— BEGIN —
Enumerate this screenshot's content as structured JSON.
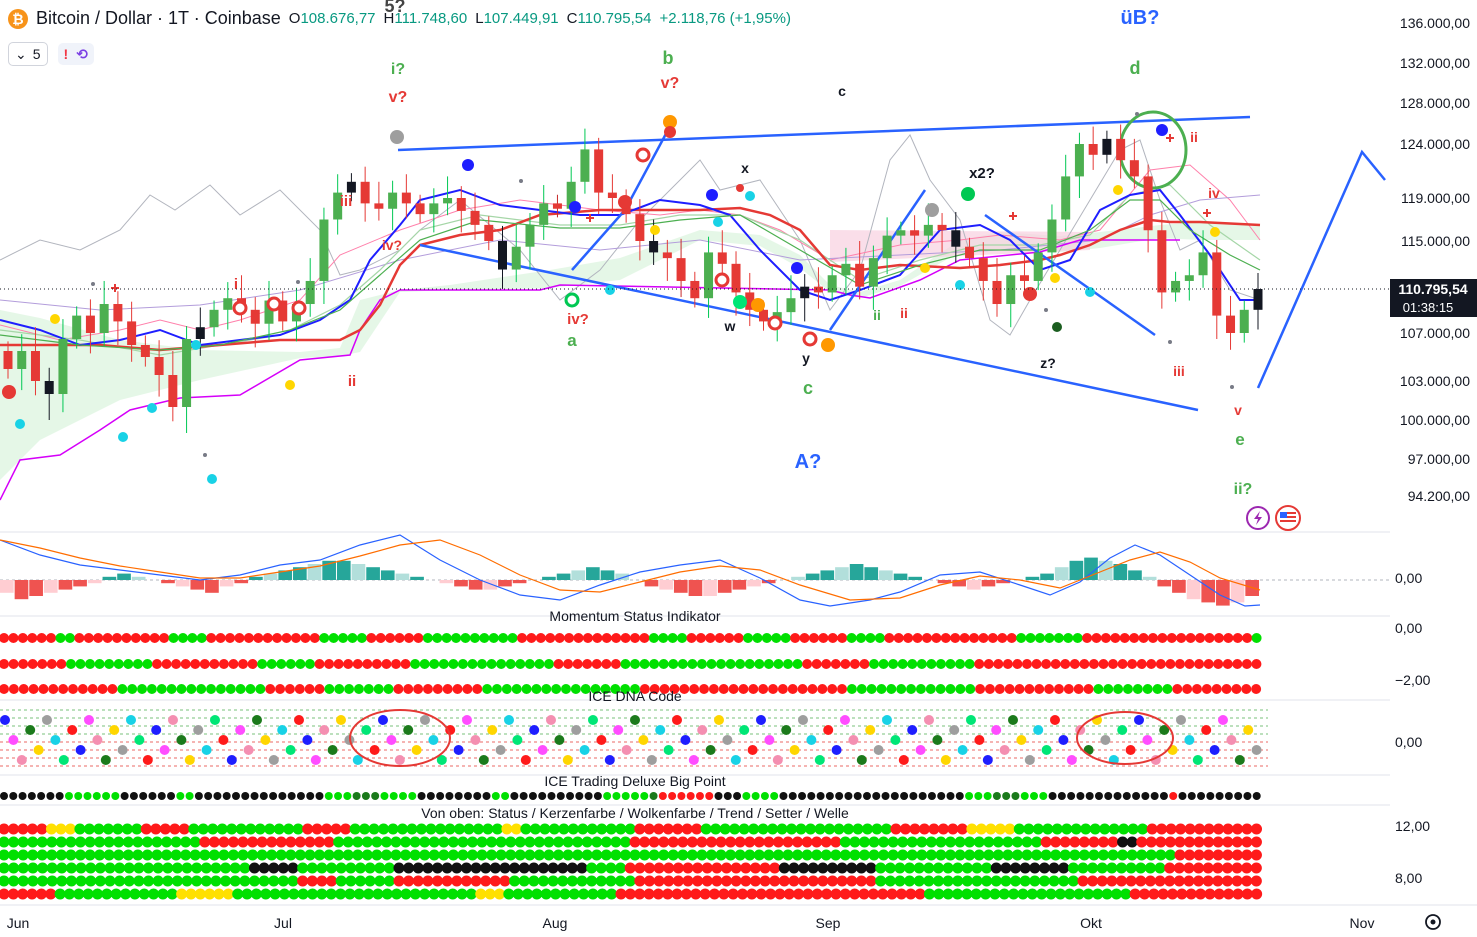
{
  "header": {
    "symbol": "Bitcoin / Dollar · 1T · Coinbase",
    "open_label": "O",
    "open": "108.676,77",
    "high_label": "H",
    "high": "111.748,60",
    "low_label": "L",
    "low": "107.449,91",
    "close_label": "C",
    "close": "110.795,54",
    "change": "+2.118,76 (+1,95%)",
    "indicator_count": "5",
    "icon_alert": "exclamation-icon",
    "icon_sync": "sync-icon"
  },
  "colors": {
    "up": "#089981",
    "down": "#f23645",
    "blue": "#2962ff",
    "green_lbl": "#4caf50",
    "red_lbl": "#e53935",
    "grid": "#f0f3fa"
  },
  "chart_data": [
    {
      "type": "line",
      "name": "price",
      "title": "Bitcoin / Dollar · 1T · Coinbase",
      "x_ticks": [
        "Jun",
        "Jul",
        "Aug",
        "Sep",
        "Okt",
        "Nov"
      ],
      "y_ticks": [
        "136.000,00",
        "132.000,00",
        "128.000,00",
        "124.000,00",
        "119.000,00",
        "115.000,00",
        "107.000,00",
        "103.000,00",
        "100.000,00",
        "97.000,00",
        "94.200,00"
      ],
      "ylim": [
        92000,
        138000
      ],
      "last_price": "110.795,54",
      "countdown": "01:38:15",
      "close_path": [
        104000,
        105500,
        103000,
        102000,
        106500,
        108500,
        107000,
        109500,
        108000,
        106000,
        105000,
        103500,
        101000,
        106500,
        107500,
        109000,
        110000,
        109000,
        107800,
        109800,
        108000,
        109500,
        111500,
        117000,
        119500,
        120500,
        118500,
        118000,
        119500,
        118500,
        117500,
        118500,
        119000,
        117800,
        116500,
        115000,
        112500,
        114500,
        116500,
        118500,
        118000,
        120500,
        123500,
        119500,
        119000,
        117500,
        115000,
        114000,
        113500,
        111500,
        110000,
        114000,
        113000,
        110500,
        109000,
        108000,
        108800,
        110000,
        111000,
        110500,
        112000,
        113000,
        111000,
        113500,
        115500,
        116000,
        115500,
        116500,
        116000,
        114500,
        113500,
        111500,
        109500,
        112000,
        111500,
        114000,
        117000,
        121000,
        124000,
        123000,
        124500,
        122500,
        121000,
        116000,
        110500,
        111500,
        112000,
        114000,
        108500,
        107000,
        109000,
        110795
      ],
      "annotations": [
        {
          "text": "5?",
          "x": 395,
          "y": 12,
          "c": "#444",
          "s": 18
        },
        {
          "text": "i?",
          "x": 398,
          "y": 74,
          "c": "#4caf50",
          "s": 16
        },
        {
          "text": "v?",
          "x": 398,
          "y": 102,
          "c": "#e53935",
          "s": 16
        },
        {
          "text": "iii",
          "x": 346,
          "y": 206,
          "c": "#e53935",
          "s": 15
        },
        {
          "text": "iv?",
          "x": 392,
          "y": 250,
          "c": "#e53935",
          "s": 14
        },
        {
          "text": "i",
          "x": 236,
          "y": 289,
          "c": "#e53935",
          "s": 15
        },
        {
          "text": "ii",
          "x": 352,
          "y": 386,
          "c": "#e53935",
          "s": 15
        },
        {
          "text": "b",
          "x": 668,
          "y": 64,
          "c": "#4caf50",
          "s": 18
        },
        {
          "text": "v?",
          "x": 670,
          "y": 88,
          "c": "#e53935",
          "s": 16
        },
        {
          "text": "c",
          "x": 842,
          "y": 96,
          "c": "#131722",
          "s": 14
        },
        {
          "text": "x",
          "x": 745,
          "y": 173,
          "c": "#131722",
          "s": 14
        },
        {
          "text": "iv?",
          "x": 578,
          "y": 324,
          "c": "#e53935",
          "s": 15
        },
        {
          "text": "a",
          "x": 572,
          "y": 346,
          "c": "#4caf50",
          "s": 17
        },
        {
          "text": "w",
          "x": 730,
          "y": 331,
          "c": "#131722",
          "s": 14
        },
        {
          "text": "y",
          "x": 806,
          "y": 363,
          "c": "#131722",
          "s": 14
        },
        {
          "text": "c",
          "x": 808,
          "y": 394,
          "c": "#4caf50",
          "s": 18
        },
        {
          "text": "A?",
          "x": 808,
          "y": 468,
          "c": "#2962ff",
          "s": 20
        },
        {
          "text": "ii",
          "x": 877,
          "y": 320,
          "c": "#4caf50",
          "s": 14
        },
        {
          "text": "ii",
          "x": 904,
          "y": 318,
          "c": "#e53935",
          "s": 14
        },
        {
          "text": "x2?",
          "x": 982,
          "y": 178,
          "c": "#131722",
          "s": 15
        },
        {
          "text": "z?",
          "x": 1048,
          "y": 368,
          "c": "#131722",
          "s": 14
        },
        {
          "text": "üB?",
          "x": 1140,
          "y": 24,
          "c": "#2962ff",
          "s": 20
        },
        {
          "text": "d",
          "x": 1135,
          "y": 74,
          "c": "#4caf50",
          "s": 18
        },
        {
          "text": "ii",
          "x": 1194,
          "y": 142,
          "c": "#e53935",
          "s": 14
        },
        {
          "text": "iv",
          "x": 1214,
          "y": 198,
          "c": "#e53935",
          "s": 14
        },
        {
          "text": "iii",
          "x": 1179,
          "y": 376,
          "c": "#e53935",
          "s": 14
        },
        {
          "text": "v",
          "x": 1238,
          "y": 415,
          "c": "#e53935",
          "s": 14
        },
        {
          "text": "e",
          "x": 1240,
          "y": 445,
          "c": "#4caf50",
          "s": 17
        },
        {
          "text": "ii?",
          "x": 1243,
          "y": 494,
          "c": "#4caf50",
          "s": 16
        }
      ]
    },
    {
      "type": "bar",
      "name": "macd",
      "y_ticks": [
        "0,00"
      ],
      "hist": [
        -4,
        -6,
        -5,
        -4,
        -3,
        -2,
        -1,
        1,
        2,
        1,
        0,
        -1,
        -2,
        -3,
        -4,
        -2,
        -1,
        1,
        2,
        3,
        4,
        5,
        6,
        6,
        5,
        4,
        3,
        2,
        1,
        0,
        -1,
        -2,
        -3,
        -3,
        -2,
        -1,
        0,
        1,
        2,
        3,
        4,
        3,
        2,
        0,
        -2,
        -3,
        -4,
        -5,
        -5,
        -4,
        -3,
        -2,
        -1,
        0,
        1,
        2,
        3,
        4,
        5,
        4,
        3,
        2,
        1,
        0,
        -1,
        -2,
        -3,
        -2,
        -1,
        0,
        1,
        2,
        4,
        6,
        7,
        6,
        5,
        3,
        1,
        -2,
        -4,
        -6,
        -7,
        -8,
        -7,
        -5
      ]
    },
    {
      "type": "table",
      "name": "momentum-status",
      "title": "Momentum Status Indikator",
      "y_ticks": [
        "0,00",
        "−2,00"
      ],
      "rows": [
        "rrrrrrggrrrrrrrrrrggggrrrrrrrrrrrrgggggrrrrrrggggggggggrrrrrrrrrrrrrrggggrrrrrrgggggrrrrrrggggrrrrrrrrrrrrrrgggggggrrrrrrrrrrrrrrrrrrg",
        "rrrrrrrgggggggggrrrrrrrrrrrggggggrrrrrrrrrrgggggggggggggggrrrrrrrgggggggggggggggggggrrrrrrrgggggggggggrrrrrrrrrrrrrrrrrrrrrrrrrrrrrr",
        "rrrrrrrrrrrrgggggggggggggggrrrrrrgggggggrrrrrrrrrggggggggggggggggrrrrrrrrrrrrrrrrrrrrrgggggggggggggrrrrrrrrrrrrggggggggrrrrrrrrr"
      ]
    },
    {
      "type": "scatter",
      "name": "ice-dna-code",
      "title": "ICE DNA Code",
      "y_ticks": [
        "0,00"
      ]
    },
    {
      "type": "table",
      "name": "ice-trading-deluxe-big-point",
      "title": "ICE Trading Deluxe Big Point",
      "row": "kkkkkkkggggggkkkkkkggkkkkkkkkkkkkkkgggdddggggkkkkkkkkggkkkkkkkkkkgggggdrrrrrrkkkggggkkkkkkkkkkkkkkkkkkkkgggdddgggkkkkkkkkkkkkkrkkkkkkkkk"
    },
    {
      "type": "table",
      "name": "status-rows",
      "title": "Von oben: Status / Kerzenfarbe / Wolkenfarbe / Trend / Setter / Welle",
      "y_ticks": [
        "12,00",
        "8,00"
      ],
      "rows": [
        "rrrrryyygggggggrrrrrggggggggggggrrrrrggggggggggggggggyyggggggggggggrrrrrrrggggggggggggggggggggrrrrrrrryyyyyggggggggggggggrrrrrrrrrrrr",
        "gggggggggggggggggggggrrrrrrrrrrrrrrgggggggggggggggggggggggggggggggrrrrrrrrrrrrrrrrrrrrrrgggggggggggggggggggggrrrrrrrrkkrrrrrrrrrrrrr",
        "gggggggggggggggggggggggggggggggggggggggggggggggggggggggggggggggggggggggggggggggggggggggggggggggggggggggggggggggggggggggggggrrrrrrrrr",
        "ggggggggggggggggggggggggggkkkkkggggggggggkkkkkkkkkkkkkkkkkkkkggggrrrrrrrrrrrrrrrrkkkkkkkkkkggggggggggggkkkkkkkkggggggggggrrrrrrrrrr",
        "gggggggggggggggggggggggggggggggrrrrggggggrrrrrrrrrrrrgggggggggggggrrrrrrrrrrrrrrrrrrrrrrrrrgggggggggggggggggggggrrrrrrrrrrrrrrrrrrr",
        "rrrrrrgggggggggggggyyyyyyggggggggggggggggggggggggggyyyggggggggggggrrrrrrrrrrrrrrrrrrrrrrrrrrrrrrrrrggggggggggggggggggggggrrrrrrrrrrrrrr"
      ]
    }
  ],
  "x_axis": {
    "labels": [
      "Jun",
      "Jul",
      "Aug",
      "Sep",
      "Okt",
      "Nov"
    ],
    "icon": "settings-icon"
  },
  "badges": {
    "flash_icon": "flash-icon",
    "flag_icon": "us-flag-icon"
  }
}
— END —
Find all lines holding the string "Bitcoin" and copy them.

    "symbol": "Bitcoin / Dollar · 1T · Coinbase",
      "title": "Bitcoin / Dollar · 1T · Coinbase",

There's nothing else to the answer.